▸ What to produce
Please retype the records below exactly, leaving out any pictures.

▸ Input
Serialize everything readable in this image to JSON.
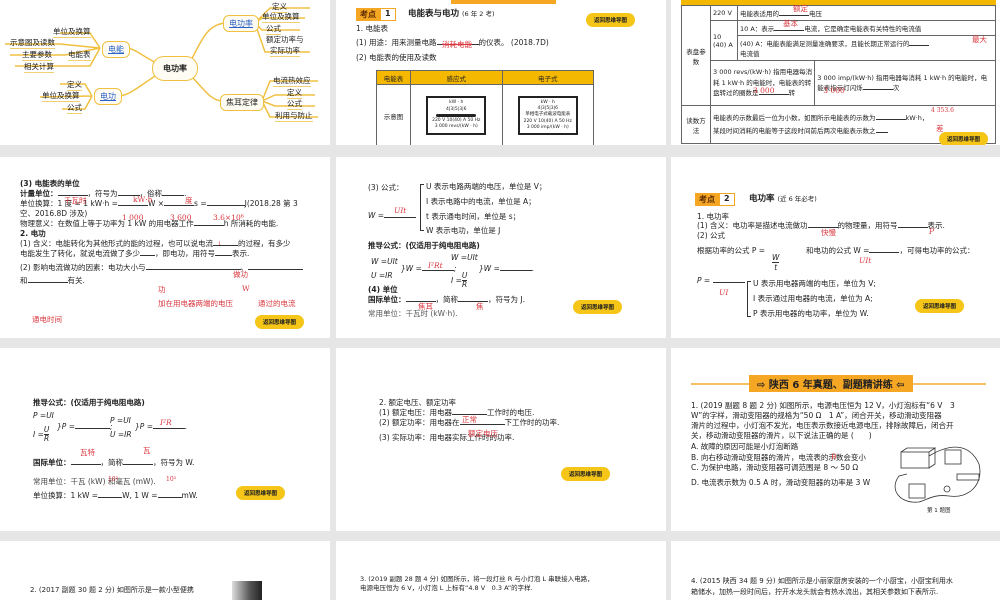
{
  "back_label": "返回思维导图",
  "s1": {
    "center": "电功率",
    "power": "电功率",
    "power_leaves": [
      "定义",
      "单位及换算",
      "公式",
      "额定功率与",
      "实际功率"
    ],
    "energy": "电能",
    "energy_leaves": [
      "单位及换算",
      "示意图及读数",
      "主要参数",
      "电能表",
      "相关计算"
    ],
    "work": "电功",
    "work_leaves": [
      "定义",
      "单位及换算",
      "公式"
    ],
    "joule": "焦耳定律",
    "joule_leaves": [
      "电流热效应",
      "定义",
      "公式",
      "利用与防止"
    ]
  },
  "s2": {
    "badge_k": "考点",
    "badge_n": "1",
    "title": "电能表与电功",
    "title_note": "(6 年 2 考)",
    "l1": "1. 电能表",
    "l2": "(1) 用途：用来测量电路",
    "l2b": "的仪表。 (2018.7D)",
    "a1": "消耗电能",
    "l3": "(2) 电能表的使用及读数",
    "th": [
      "电能表",
      "感应式",
      "电子式"
    ],
    "row": "示意图",
    "meter_unit": "kW · h",
    "digits": [
      "4",
      "3",
      "5",
      "3",
      "6"
    ],
    "m1_l1": "220 V 10(40) A 50 Hz",
    "m1_l2": "3 000 revs/(kW · h)",
    "m2_l0": "单相电子式载波电能表",
    "m2_l1": "220 V 10(40) A 50 Hz",
    "m2_l2": "3 000 imp/(kW · h)"
  },
  "s3": {
    "param": "表盘参数",
    "v": "220 V",
    "v_text": "电能表适用的",
    "v_end": "电压",
    "v_ans": "额定",
    "a": "10 (40) A",
    "a1": "10 A：表示",
    "a1_end": "电流，它是确定电能表有关特性的电流值",
    "a1_ans": "基本",
    "a2": "(40) A：电能表能满足测量准确要求，且能长期正常运行的",
    "a2_end": "电流值",
    "a2_ans": "最大",
    "rev": "3 000 revs/(kW·h) 指用电器每消耗 1 kW·h 的电能时，电能表的转盘转过的圈数是",
    "rev_end": "转",
    "rev_ans": "3 000",
    "imp": "3 000 imp/(kW·h) 指用电器每消耗 1 kW·h 的电能时，电能表指示灯闪烁",
    "imp_end": "次",
    "imp_ans": "3 000",
    "read": "读数方法",
    "read1": "电能表的示数最后一位为小数，如图所示电能表的示数为",
    "read1_end": "kW·h，",
    "read1_ans": "4 353.6",
    "read2": "某段时间消耗的电能等于这段时间前后两次电能表示数之",
    "read2_ans": "差"
  },
  "s4": {
    "l1": "(3) 电能表的单位",
    "l2": "计量单位：",
    "l2b": "，符号为",
    "l2c": "，俗称",
    "l3": "单位换算：1 度 = 1 kW·h =",
    "l3b": "W ×",
    "l3c": "s =",
    "l3d": "J(2018.28 第 3",
    "l4": "空、2016.8D 涉及)",
    "l5": "物理意义：在数值上等于功率为 1 kW 的用电器工作",
    "l5b": "h 所消耗的电能.",
    "l6": "2. 电功",
    "l7": "(1) 含义：电能转化为其他形式的能的过程，也可以说电流",
    "l7b": "的过程，有多少",
    "l8": "电能发生了转化，就说电流做了多少",
    "l8b": "，即电功，用符号",
    "l8c": "表示.",
    "l9": "(2) 影响电流做功的因素：电功大小与",
    "l10": "和",
    "l10b": "有关.",
    "ans": [
      "千瓦时",
      "kW·h",
      "度",
      "1 000",
      "3 600",
      "3.6×10⁶",
      "1",
      "做功",
      "功",
      "W",
      "加在用电器两端的电压",
      "通过的电流",
      "通电时间"
    ]
  },
  "s5": {
    "l1": "(3) 公式：",
    "w": "W =",
    "w_ans": "UIt",
    "b1": "U 表示电路两端的电压，单位是 V；",
    "b2": "I 表示电路中的电流，单位是 A；",
    "b3": "t 表示通电时间，单位是 s；",
    "b4": "W 表示电功，单位是 J",
    "d": "推导公式：(仅适用于纯电阻电路)",
    "f1": "W =UIt",
    "f2": "U =IR",
    "f3": "W =",
    "f3_ans": "I²Rt",
    "f4": "W =UIt",
    "f5": "I =",
    "f5n": "U",
    "f5d": "R",
    "f6": "W =",
    "unit": "(4) 单位",
    "si": "国际单位：",
    "si_b": "，简称",
    "si_c": "，符号为 J.",
    "si_ans": [
      "焦耳",
      "焦"
    ],
    "common": "常用单位：千瓦时 (kW·h)."
  },
  "s6": {
    "badge_k": "考点",
    "badge_n": "2",
    "title": "电功率",
    "title_note": "(近 6 年必考)",
    "l1": "1. 电功率",
    "l2": "(1) 含义：电功率是描述电流做功",
    "l2b": "的物理量，用符号",
    "l2c": "表示.",
    "l3": "(2) 公式",
    "l4": "根据功率的公式 P =",
    "l4b": "和电功的公式 W =",
    "l4c": "，可得电功率的公式：",
    "frac_n": "W",
    "frac_d": "t",
    "p": "P =",
    "ans": [
      "快慢",
      "P",
      "UIt",
      "UI"
    ],
    "b1": "U 表示用电器两端的电压，单位为 V;",
    "b2": "I 表示通过用电器的电流，单位为 A;",
    "b3": "P 表示用电器的电功率，单位为 W."
  },
  "s7": {
    "d": "推导公式：(仅适用于纯电阻电路)",
    "f1": "P =UI",
    "f2": "I =",
    "f2n": "U",
    "f2d": "R",
    "f3": "P =",
    "f4": "P =UI",
    "f5": "U =IR",
    "f6": "P =",
    "f6_ans": "I²R",
    "si": "国际单位：",
    "si_b": "，简称",
    "si_c": "，符号为 W.",
    "si_ans": [
      "瓦特",
      "瓦"
    ],
    "common": "常用单位：千瓦 (kW) 和毫瓦 (mW).",
    "common_ans": [
      "10³",
      "10³"
    ],
    "conv": "单位换算：1 kW =",
    "conv_b": "W, 1 W =",
    "conv_c": "mW."
  },
  "s8": {
    "l1": "2. 额定电压、额定功率",
    "l2": "(1) 额定电压：用电器",
    "l2b": "工作时的电压.",
    "l3": "(2) 额定功率：用电器在",
    "l3b": "下工作时的功率.",
    "l4": "(3) 实际功率：用电器实际工作时的功率.",
    "ans": [
      "正常",
      "额定电压"
    ]
  },
  "s9": {
    "section": "陕西 6 年真题、副题精讲练",
    "q": "1. (2019 副题 8 题 2 分) 如图所示，电源电压恒为 12 V，小灯泡标有“6 V　3",
    "q2": "W”的字样，滑动变阻器的规格为“50 Ω　1 A”，闭合开关，移动滑动变阻器",
    "q3": "滑片的过程中，小灯泡不发光，电压表示数接近电源电压，排除故障后，闭合开",
    "q4": "关，移动滑动变阻器的滑片，以下说法正确的是 (　　)",
    "A": "A. 故障的原因可能是小灯泡断路",
    "B": "B. 向右移动滑动变阻器的滑片，电流表的示数会变小",
    "C": "C. 为保护电路，滑动变阻器可调范围是 8 ～ 50 Ω",
    "D": "D. 电流表示数为 0.5 A 时，滑动变阻器的功率是 3 W",
    "fig": "第 1 题图",
    "ans": "B"
  },
  "s10": {
    "q": "2. (2017 副题 30 题 2 分) 如图所示是一款小型便携"
  },
  "s11": {
    "q": "3. (2019 副题 28 题 4 分) 如图所示，将一段灯丝 R 与小灯泡 L 串联接入电路，",
    "q2": "电源电压恒为 6 V，小灯泡 L 上标有“4.8 V　0.3 A”的字样."
  },
  "s12": {
    "q": "4. (2015 陕西 34 题 9 分) 如图所示是小丽家厨房安装的一个小厨宝，小厨宝利用水",
    "q2": "箱储水，加热一段时间后，拧开水龙头就会有热水流出，其相关参数如下表所示."
  }
}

▸ Answer to this problem
Serialize everything readable in this image to JSON.
{
  "back_label": "返回思维导图",
  "s1": {
    "center": "电功率",
    "power": "电功率",
    "power_leaves": [
      "定义",
      "单位及换算",
      "公式",
      "额定功率与",
      "实际功率"
    ],
    "energy": "电能",
    "energy_leaves": [
      "单位及换算",
      "示意图及读数",
      "主要参数",
      "电能表",
      "相关计算"
    ],
    "work": "电功",
    "work_leaves": [
      "定义",
      "单位及换算",
      "公式"
    ],
    "joule": "焦耳定律",
    "joule_leaves": [
      "电流热效应",
      "定义",
      "公式",
      "利用与防止"
    ]
  },
  "s2": {
    "badge_k": "考点",
    "badge_n": "1",
    "title": "电能表与电功",
    "title_note": "(6 年 2 考)",
    "l1": "1. 电能表",
    "l2": "(1) 用途：用来测量电路",
    "l2b": "的仪表。 (2018.7D)",
    "a1": "消耗电能",
    "l3": "(2) 电能表的使用及读数",
    "th": [
      "电能表",
      "感应式",
      "电子式"
    ],
    "row": "示意图",
    "meter_unit": "kW · h",
    "digits": [
      "4",
      "3",
      "5",
      "3",
      "6"
    ],
    "m1_l1": "220 V 10(40) A 50 Hz",
    "m1_l2": "3 000 revs/(kW · h)",
    "m2_l0": "单相电子式载波电能表",
    "m2_l1": "220 V 10(40) A 50 Hz",
    "m2_l2": "3 000 imp/(kW · h)"
  },
  "s3": {
    "param": "表盘参数",
    "v": "220 V",
    "v_text": "电能表适用的",
    "v_end": "电压",
    "v_ans": "额定",
    "a": "10 (40) A",
    "a1": "10 A：表示",
    "a1_end": "电流，它是确定电能表有关特性的电流值",
    "a1_ans": "基本",
    "a2": "(40) A：电能表能满足测量准确要求，且能长期正常运行的",
    "a2_end": "电流值",
    "a2_ans": "最大",
    "rev": "3 000 revs/(kW·h) 指用电器每消耗 1 kW·h 的电能时，电能表的转盘转过的圈数是",
    "rev_end": "转",
    "rev_ans": "3 000",
    "imp": "3 000 imp/(kW·h) 指用电器每消耗 1 kW·h 的电能时，电能表指示灯闪烁",
    "imp_end": "次",
    "imp_ans": "3 000",
    "read": "读数方法",
    "read1": "电能表的示数最后一位为小数，如图所示电能表的示数为",
    "read1_end": "kW·h，",
    "read1_ans": "4 353.6",
    "read2": "某段时间消耗的电能等于这段时间前后两次电能表示数之",
    "read2_ans": "差"
  },
  "s4": {
    "l1": "(3) 电能表的单位",
    "l2": "计量单位：",
    "l2b": "，符号为",
    "l2c": "，俗称",
    "l3": "单位换算：1 度 = 1 kW·h =",
    "l3b": "W ×",
    "l3c": "s =",
    "l3d": "J(2018.28 第 3",
    "l4": "空、2016.8D 涉及)",
    "l5": "物理意义：在数值上等于功率为 1 kW 的用电器工作",
    "l5b": "h 所消耗的电能.",
    "l6": "2. 电功",
    "l7": "(1) 含义：电能转化为其他形式的能的过程，也可以说电流",
    "l7b": "的过程，有多少",
    "l8": "电能发生了转化，就说电流做了多少",
    "l8b": "，即电功，用符号",
    "l8c": "表示.",
    "l9": "(2) 影响电流做功的因素：电功大小与",
    "l10": "和",
    "l10b": "有关.",
    "ans": [
      "千瓦时",
      "kW·h",
      "度",
      "1 000",
      "3 600",
      "3.6×10⁶",
      "1",
      "做功",
      "功",
      "W",
      "加在用电器两端的电压",
      "通过的电流",
      "通电时间"
    ]
  },
  "s5": {
    "l1": "(3) 公式：",
    "w": "W =",
    "w_ans": "UIt",
    "b1": "U 表示电路两端的电压，单位是 V；",
    "b2": "I 表示电路中的电流，单位是 A；",
    "b3": "t 表示通电时间，单位是 s；",
    "b4": "W 表示电功，单位是 J",
    "d": "推导公式：(仅适用于纯电阻电路)",
    "f1": "W =UIt",
    "f2": "U =IR",
    "f3": "W =",
    "f3_ans": "I²Rt",
    "f4": "W =UIt",
    "f5": "I =",
    "f5n": "U",
    "f5d": "R",
    "f6": "W =",
    "unit": "(4) 单位",
    "si": "国际单位：",
    "si_b": "，简称",
    "si_c": "，符号为 J.",
    "si_ans": [
      "焦耳",
      "焦"
    ],
    "common": "常用单位：千瓦时 (kW·h)."
  },
  "s6": {
    "badge_k": "考点",
    "badge_n": "2",
    "title": "电功率",
    "title_note": "(近 6 年必考)",
    "l1": "1. 电功率",
    "l2": "(1) 含义：电功率是描述电流做功",
    "l2b": "的物理量，用符号",
    "l2c": "表示.",
    "l3": "(2) 公式",
    "l4": "根据功率的公式 P =",
    "l4b": "和电功的公式 W =",
    "l4c": "，可得电功率的公式：",
    "frac_n": "W",
    "frac_d": "t",
    "p": "P =",
    "ans": [
      "快慢",
      "P",
      "UIt",
      "UI"
    ],
    "b1": "U 表示用电器两端的电压，单位为 V;",
    "b2": "I 表示通过用电器的电流，单位为 A;",
    "b3": "P 表示用电器的电功率，单位为 W."
  },
  "s7": {
    "d": "推导公式：(仅适用于纯电阻电路)",
    "f1": "P =UI",
    "f2": "I =",
    "f2n": "U",
    "f2d": "R",
    "f3": "P =",
    "f4": "P =UI",
    "f5": "U =IR",
    "f6": "P =",
    "f6_ans": "I²R",
    "si": "国际单位：",
    "si_b": "，简称",
    "si_c": "，符号为 W.",
    "si_ans": [
      "瓦特",
      "瓦"
    ],
    "common": "常用单位：千瓦 (kW) 和毫瓦 (mW).",
    "common_ans": [
      "10³",
      "10³"
    ],
    "conv": "单位换算：1 kW =",
    "conv_b": "W, 1 W =",
    "conv_c": "mW."
  },
  "s8": {
    "l1": "2. 额定电压、额定功率",
    "l2": "(1) 额定电压：用电器",
    "l2b": "工作时的电压.",
    "l3": "(2) 额定功率：用电器在",
    "l3b": "下工作时的功率.",
    "l4": "(3) 实际功率：用电器实际工作时的功率.",
    "ans": [
      "正常",
      "额定电压"
    ]
  },
  "s9": {
    "section": "陕西 6 年真题、副题精讲练",
    "q": "1. (2019 副题 8 题 2 分) 如图所示，电源电压恒为 12 V，小灯泡标有“6 V　3",
    "q2": "W”的字样，滑动变阻器的规格为“50 Ω　1 A”，闭合开关，移动滑动变阻器",
    "q3": "滑片的过程中，小灯泡不发光，电压表示数接近电源电压，排除故障后，闭合开",
    "q4": "关，移动滑动变阻器的滑片，以下说法正确的是 (　　)",
    "A": "A. 故障的原因可能是小灯泡断路",
    "B": "B. 向右移动滑动变阻器的滑片，电流表的示数会变小",
    "C": "C. 为保护电路，滑动变阻器可调范围是 8 ～ 50 Ω",
    "D": "D. 电流表示数为 0.5 A 时，滑动变阻器的功率是 3 W",
    "fig": "第 1 题图",
    "ans": "B"
  },
  "s10": {
    "q": "2. (2017 副题 30 题 2 分) 如图所示是一款小型便携"
  },
  "s11": {
    "q": "3. (2019 副题 28 题 4 分) 如图所示，将一段灯丝 R 与小灯泡 L 串联接入电路，",
    "q2": "电源电压恒为 6 V，小灯泡 L 上标有“4.8 V　0.3 A”的字样."
  },
  "s12": {
    "q": "4. (2015 陕西 34 题 9 分) 如图所示是小丽家厨房安装的一个小厨宝，小厨宝利用水",
    "q2": "箱储水，加热一段时间后，拧开水龙头就会有热水流出，其相关参数如下表所示."
  }
}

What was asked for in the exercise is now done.